=== EXERCISE AIM ===
Go through the listing and set it down exactly, leaving out its pictures.

=== LISTING ===
----------------

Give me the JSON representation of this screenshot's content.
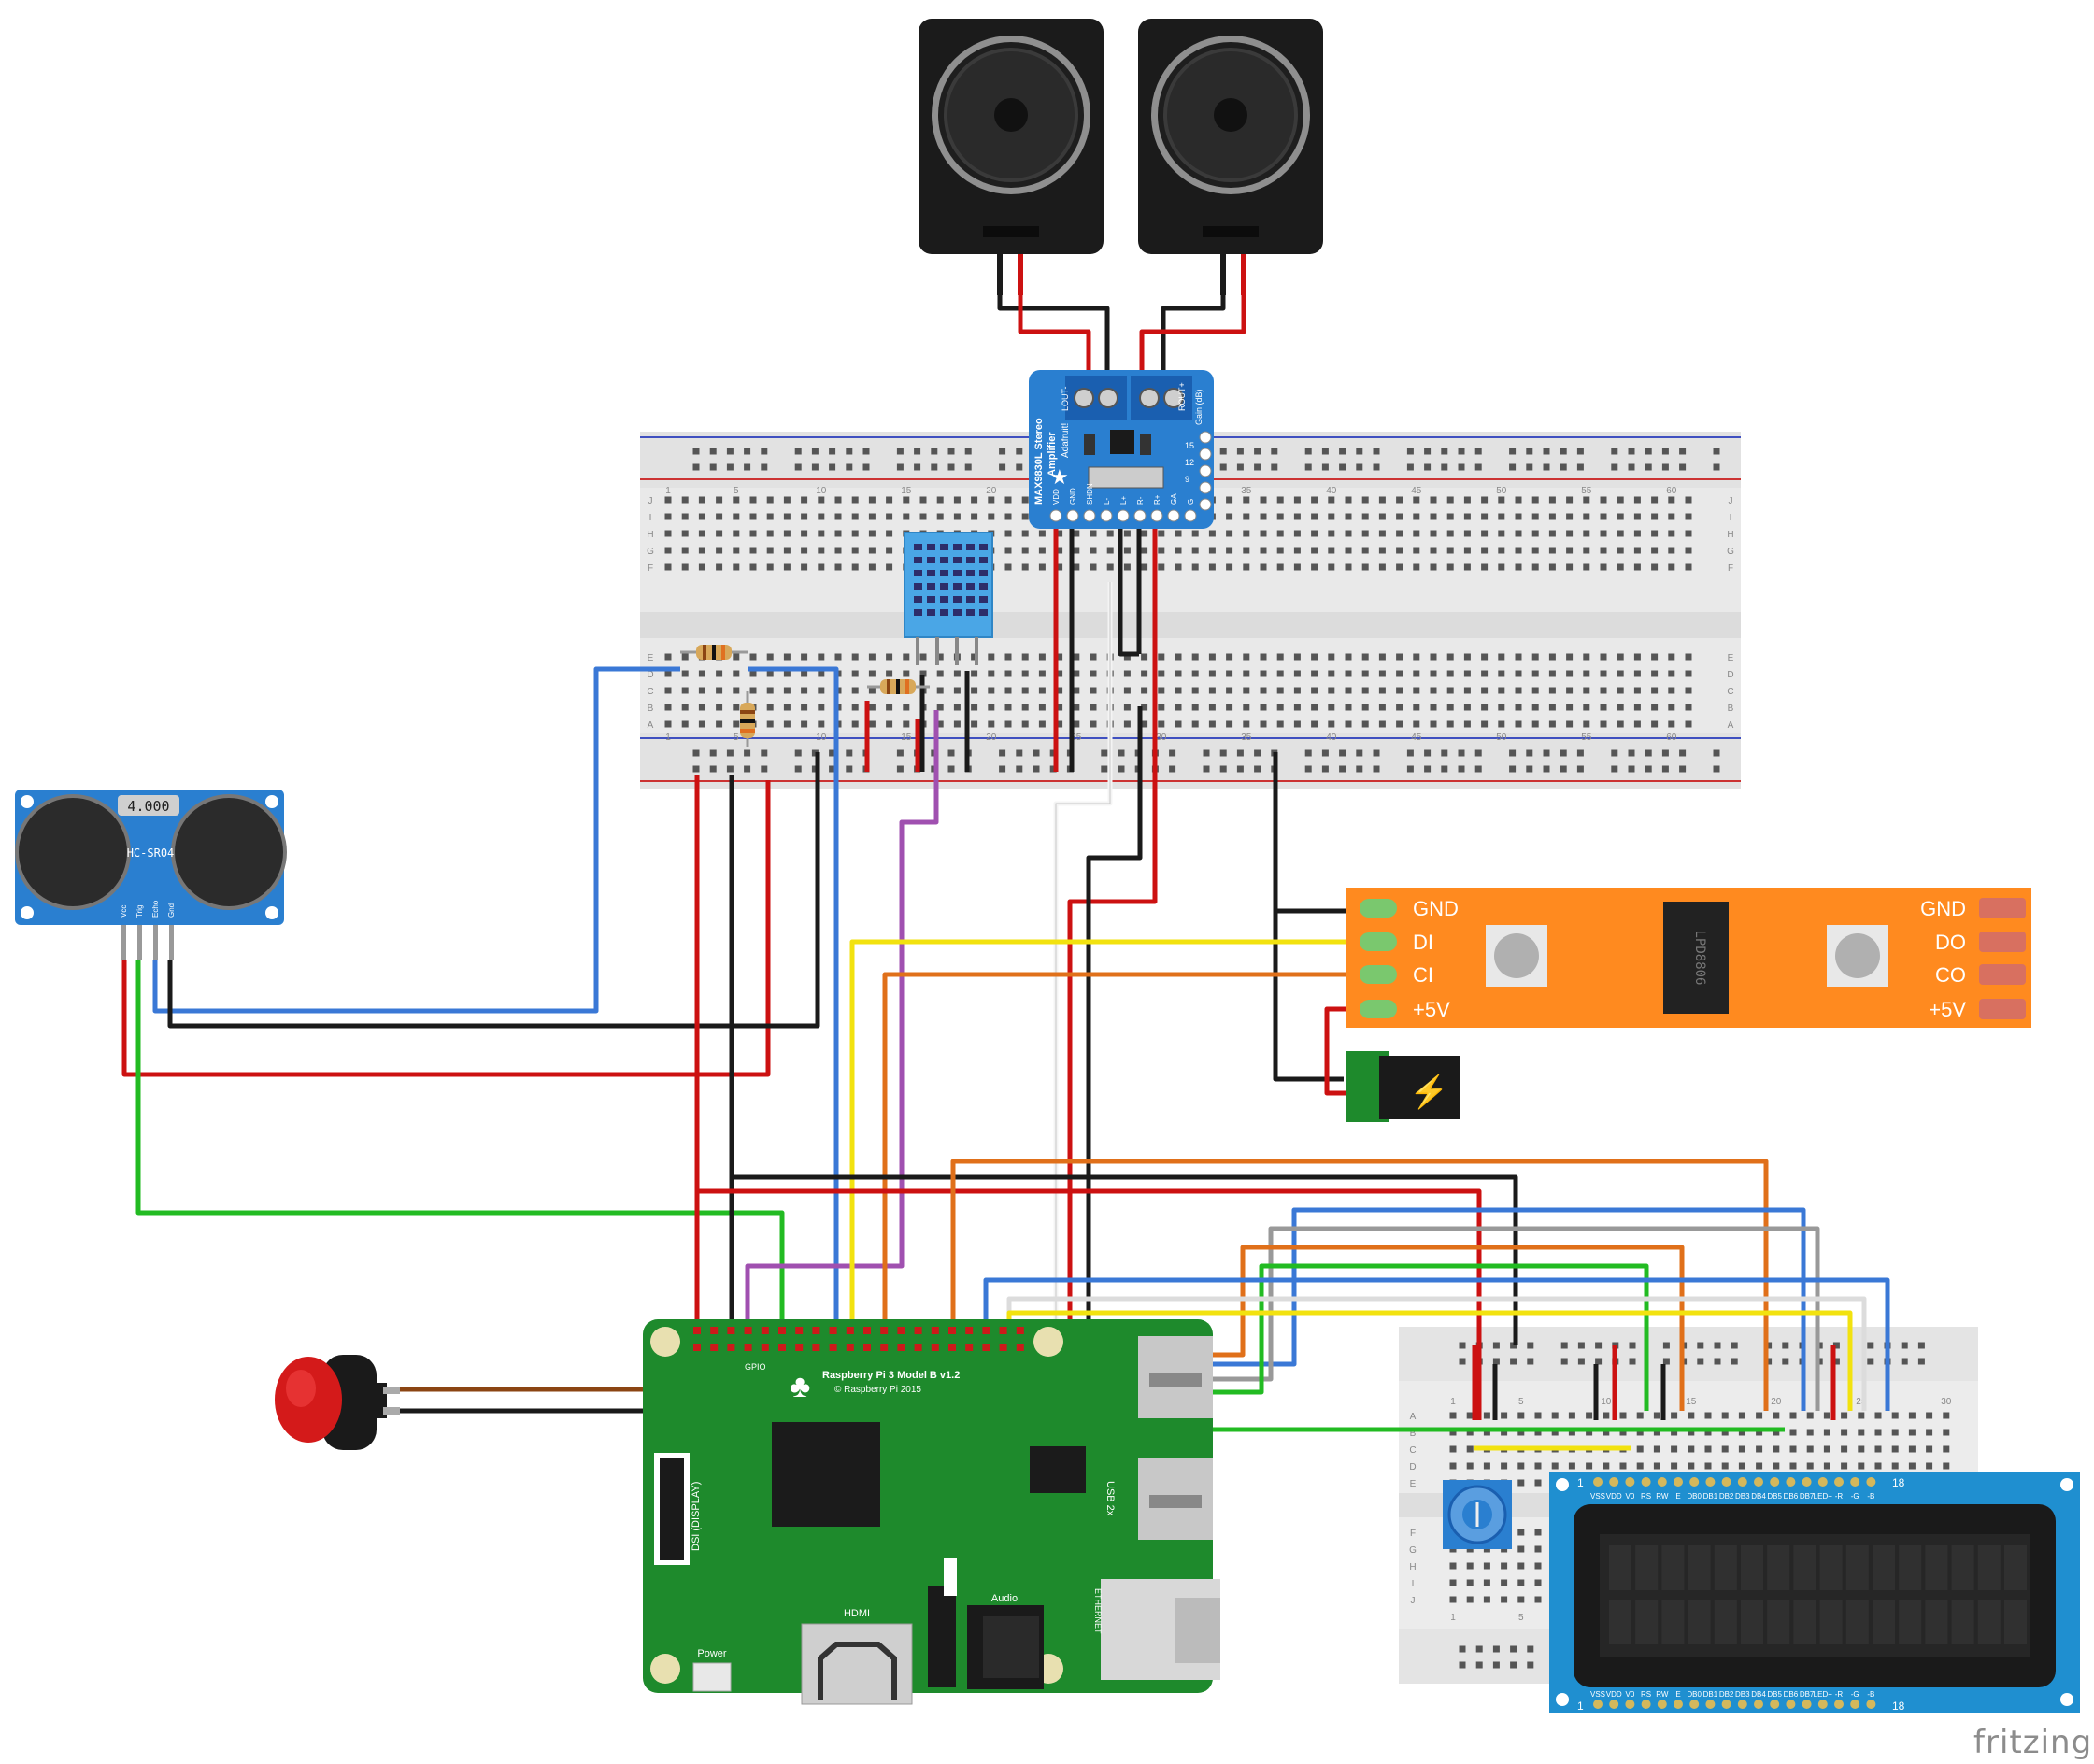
{
  "ultrasonic": {
    "display": "4.000",
    "model": "HC-SR04",
    "pins": [
      "Vcc",
      "Trig",
      "Echo",
      "Gnd"
    ]
  },
  "amplifier": {
    "title": "MAX9830L Stereo",
    "subtitle": "Amplifier",
    "brand": "Adafruit!",
    "lout": "LOUT-",
    "rout": "ROUT+",
    "gain": "Gain (dB)",
    "gain_values": [
      "15",
      "12",
      "9"
    ],
    "pins": [
      "VDD",
      "GND",
      "SHDN",
      "L-",
      "L+",
      "R-",
      "R+",
      "GA",
      "G"
    ]
  },
  "led_strip": {
    "left_labels": [
      "GND",
      "DI",
      "CI",
      "+5V"
    ],
    "right_labels": [
      "GND",
      "DO",
      "CO",
      "+5V"
    ],
    "chip": "LPD8806"
  },
  "raspberry_pi": {
    "model": "Raspberry Pi 3 Model B v1.2",
    "copyright": "© Raspberry Pi 2015",
    "gpio": "GPIO",
    "dsi": "DSI (DISPLAY)",
    "hdmi": "HDMI",
    "power": "Power",
    "audio": "Audio",
    "usb": "USB 2x",
    "ethernet": "ETHERNET"
  },
  "lcd": {
    "pins": [
      "VSS",
      "VDD",
      "V0",
      "RS",
      "RW",
      "E",
      "DB0",
      "DB1",
      "DB2",
      "DB3",
      "DB4",
      "DB5",
      "DB6",
      "DB7",
      "LED+",
      "-R",
      "-G",
      "-B"
    ],
    "first": "1",
    "last": "18"
  },
  "breadboard_main": {
    "numbers": [
      "1",
      "5",
      "10",
      "15",
      "20",
      "25",
      "30",
      "35",
      "40",
      "45",
      "50",
      "55",
      "60"
    ],
    "rows_top": [
      "J",
      "I",
      "H",
      "G",
      "F"
    ],
    "rows_bottom": [
      "E",
      "D",
      "C",
      "B",
      "A"
    ]
  },
  "breadboard_small": {
    "numbers": [
      "1",
      "5",
      "10",
      "15",
      "20",
      "25",
      "30"
    ],
    "rows": [
      "A",
      "B",
      "C",
      "D",
      "E",
      "F",
      "G",
      "H",
      "I",
      "J"
    ]
  },
  "logo": "fritzing",
  "colors": {
    "wire_red": "#cc1111",
    "wire_black": "#1a1a1a",
    "wire_blue": "#3a78d6",
    "wire_green": "#22bb22",
    "wire_yellow": "#f2e20f",
    "wire_orange": "#e0701a",
    "wire_purple": "#a050b0",
    "wire_white": "#f4f4f4",
    "wire_gray": "#999999",
    "wire_brown": "#8b4513",
    "pcb_green": "#1e8a2c",
    "module_blue": "#2a7fd0",
    "strip_orange": "#ff8a1f",
    "lcd_blue": "#1f8fd0"
  }
}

----------------

=== SOLUTION TO THIS EXERCISE ===
Give me the JSON representation of this screenshot's content.
{
  "ultrasonic": {
    "display": "4.000",
    "model": "HC-SR04",
    "pins": [
      "Vcc",
      "Trig",
      "Echo",
      "Gnd"
    ]
  },
  "amplifier": {
    "title": "MAX9830L Stereo",
    "subtitle": "Amplifier",
    "brand": "Adafruit!",
    "lout": "LOUT-",
    "rout": "ROUT+",
    "gain": "Gain (dB)",
    "gain_values": [
      "15",
      "12",
      "9"
    ],
    "pins": [
      "VDD",
      "GND",
      "SHDN",
      "L-",
      "L+",
      "R-",
      "R+",
      "GA",
      "G"
    ]
  },
  "led_strip": {
    "left_labels": [
      "GND",
      "DI",
      "CI",
      "+5V"
    ],
    "right_labels": [
      "GND",
      "DO",
      "CO",
      "+5V"
    ],
    "chip": "LPD8806"
  },
  "raspberry_pi": {
    "model": "Raspberry Pi 3 Model B v1.2",
    "copyright": "© Raspberry Pi 2015",
    "gpio": "GPIO",
    "dsi": "DSI (DISPLAY)",
    "hdmi": "HDMI",
    "power": "Power",
    "audio": "Audio",
    "usb": "USB 2x",
    "ethernet": "ETHERNET"
  },
  "lcd": {
    "pins": [
      "VSS",
      "VDD",
      "V0",
      "RS",
      "RW",
      "E",
      "DB0",
      "DB1",
      "DB2",
      "DB3",
      "DB4",
      "DB5",
      "DB6",
      "DB7",
      "LED+",
      "-R",
      "-G",
      "-B"
    ],
    "first": "1",
    "last": "18"
  },
  "breadboard_main": {
    "numbers": [
      "1",
      "5",
      "10",
      "15",
      "20",
      "25",
      "30",
      "35",
      "40",
      "45",
      "50",
      "55",
      "60"
    ],
    "rows_top": [
      "J",
      "I",
      "H",
      "G",
      "F"
    ],
    "rows_bottom": [
      "E",
      "D",
      "C",
      "B",
      "A"
    ]
  },
  "breadboard_small": {
    "numbers": [
      "1",
      "5",
      "10",
      "15",
      "20",
      "25",
      "30"
    ],
    "rows": [
      "A",
      "B",
      "C",
      "D",
      "E",
      "F",
      "G",
      "H",
      "I",
      "J"
    ]
  },
  "logo": "fritzing",
  "colors": {
    "wire_red": "#cc1111",
    "wire_black": "#1a1a1a",
    "wire_blue": "#3a78d6",
    "wire_green": "#22bb22",
    "wire_yellow": "#f2e20f",
    "wire_orange": "#e0701a",
    "wire_purple": "#a050b0",
    "wire_white": "#f4f4f4",
    "wire_gray": "#999999",
    "wire_brown": "#8b4513",
    "pcb_green": "#1e8a2c",
    "module_blue": "#2a7fd0",
    "strip_orange": "#ff8a1f",
    "lcd_blue": "#1f8fd0"
  }
}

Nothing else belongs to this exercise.